__WRITTEN PROBLEM__: According to the text on the Marks & Spencer tax case, what did M&S do with its Belgian and German subsidiaries?

__TEXT SHOWN__:

In almost all EU Member States, loss carry forward provisions are included in the tax laws. Therefore, even if group relief provisions are available in a particular EU Member State, only in limited situations is it possible to effectively transfer losses to another EU parent company.

The decision of the ECJ may have a retroactive effect. Consequently, companies with loss-making non-resident subsidiaries in the current or past years should investigate whether a cross-border loss relief claim can be made. In addition, tax restructuring may be developed to avoid situations in which EU losses cannot be used at all.

The Marks & Spencer case:

Marks & Spencer (“M&S”) is a UK-based company with – amongst others – EU resident subsidiaries. In 2001, M&S sold its French subsidiary to a third party, and closed down its Belgian and German subsidiaries. As a consequence, the losses of those subsidiaries could not be used in those countries as a loss carry forward to future years. Therefore, M&S claimed group relief from the UK tax authorities for losses incurred by its Belgian, German and French subsidiaries. Under UK tax laws, the UK resident companies in a group may offset their profits and losses within this group. However, losses of subsidiaries that do not have a presence in – and do not have trade in – the UK may not be offset with the profits of the UK group.

In 2003, the UK High Court of Justice asked the ECJ whether the UK laws were compatible with the provisions of the EC Treaty on freedom of establishment.

Judgement of the ECJ:

  1. In principle, the EC Treaty does not preclude the provisions of a Member State’s tax system which prevent a resident parent company from deducting from its taxable profits the losses incurred in a Member State by a subsidiary resident of that Member State, even if such provisions allow the parent company to deduct the losses of a resident subsidiary.
  1. However, such provisions conflict with the EC Treaty if such provisions prevent deduction of the losses of an EU resident subsidiary in the event that this subsidiary has exhausted the possibilities available in its State of residence of having the losses taken into account in its state of residence for the accounting period concerned and for previous accounting periods, and if this subsidiary has no possibility in its state of residence of offsetting these losses with future profits, either of the subsidiary itself or of a third party, especially in the event that the subsidiary has been sold to that third party.
  1. Consequently, where in one Member State the resident parent company can demonstrate that those conditions are fulfilled, it is contrary to the freedom of establishment to preclude the possibility for the parent company to deduct such losses from its taxable profits in that Member State.

__SOURCE MATERIAL__:
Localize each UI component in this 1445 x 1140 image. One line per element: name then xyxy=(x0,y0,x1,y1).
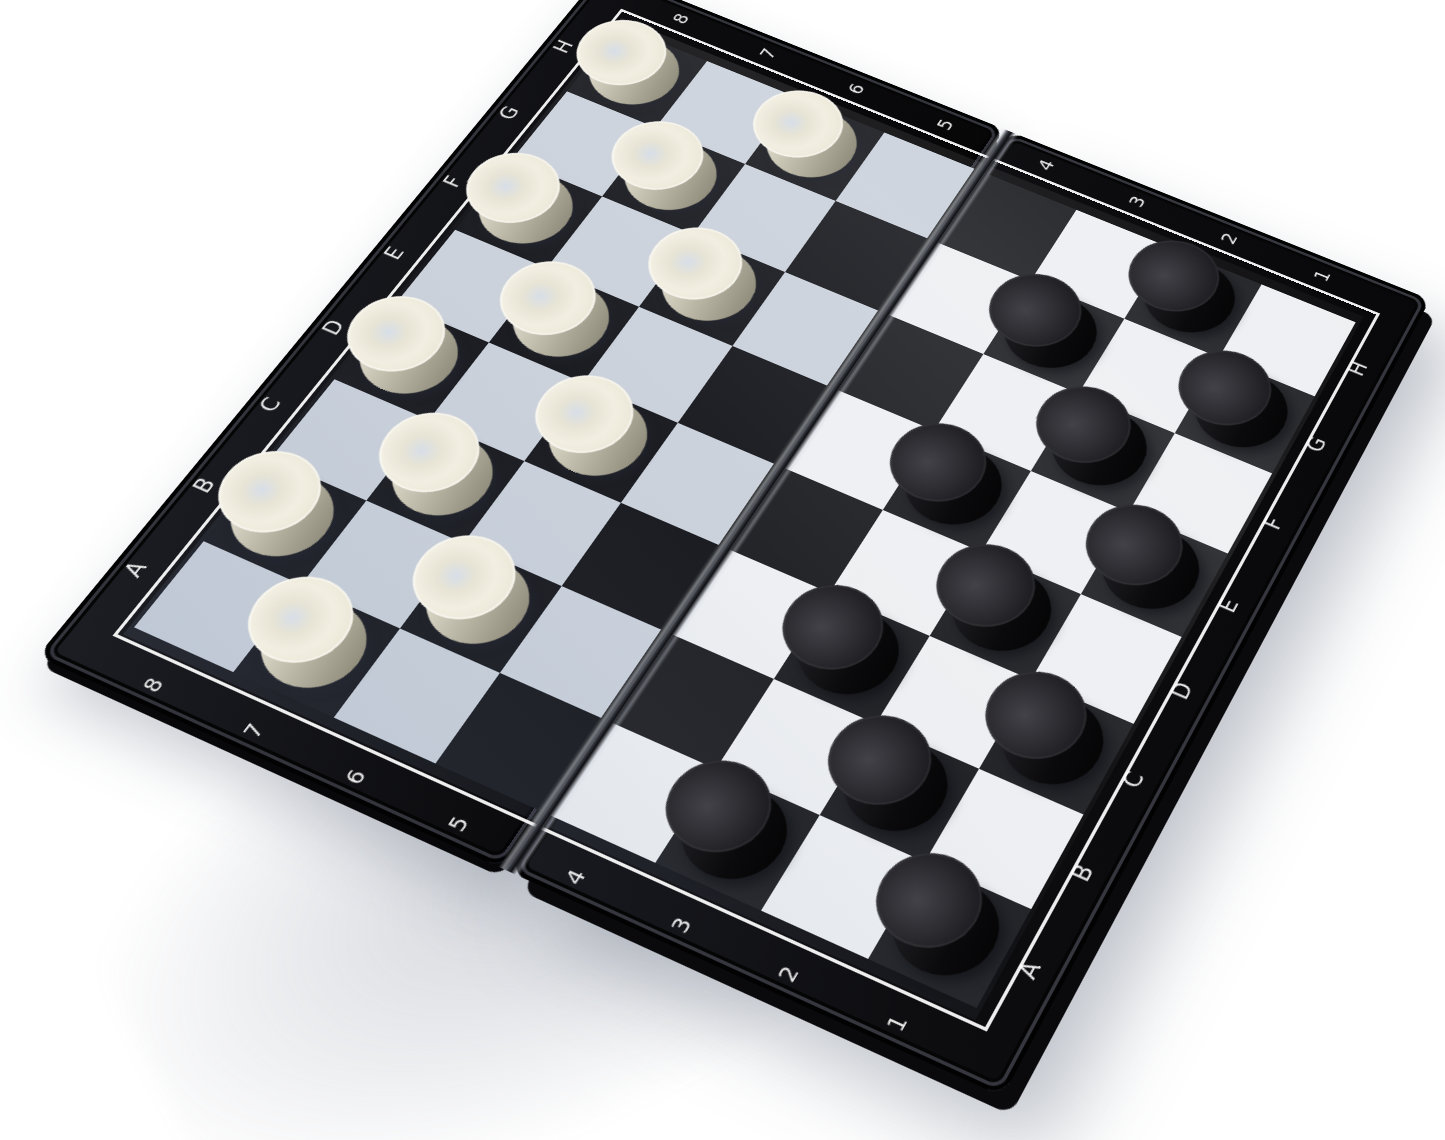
product-photo-scene: ABCDEFGHABCDEFGH8765432187654321 xyxy=(0,0,1445,1140)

__RESULT OF THE TASK__: It closed them down in 2001.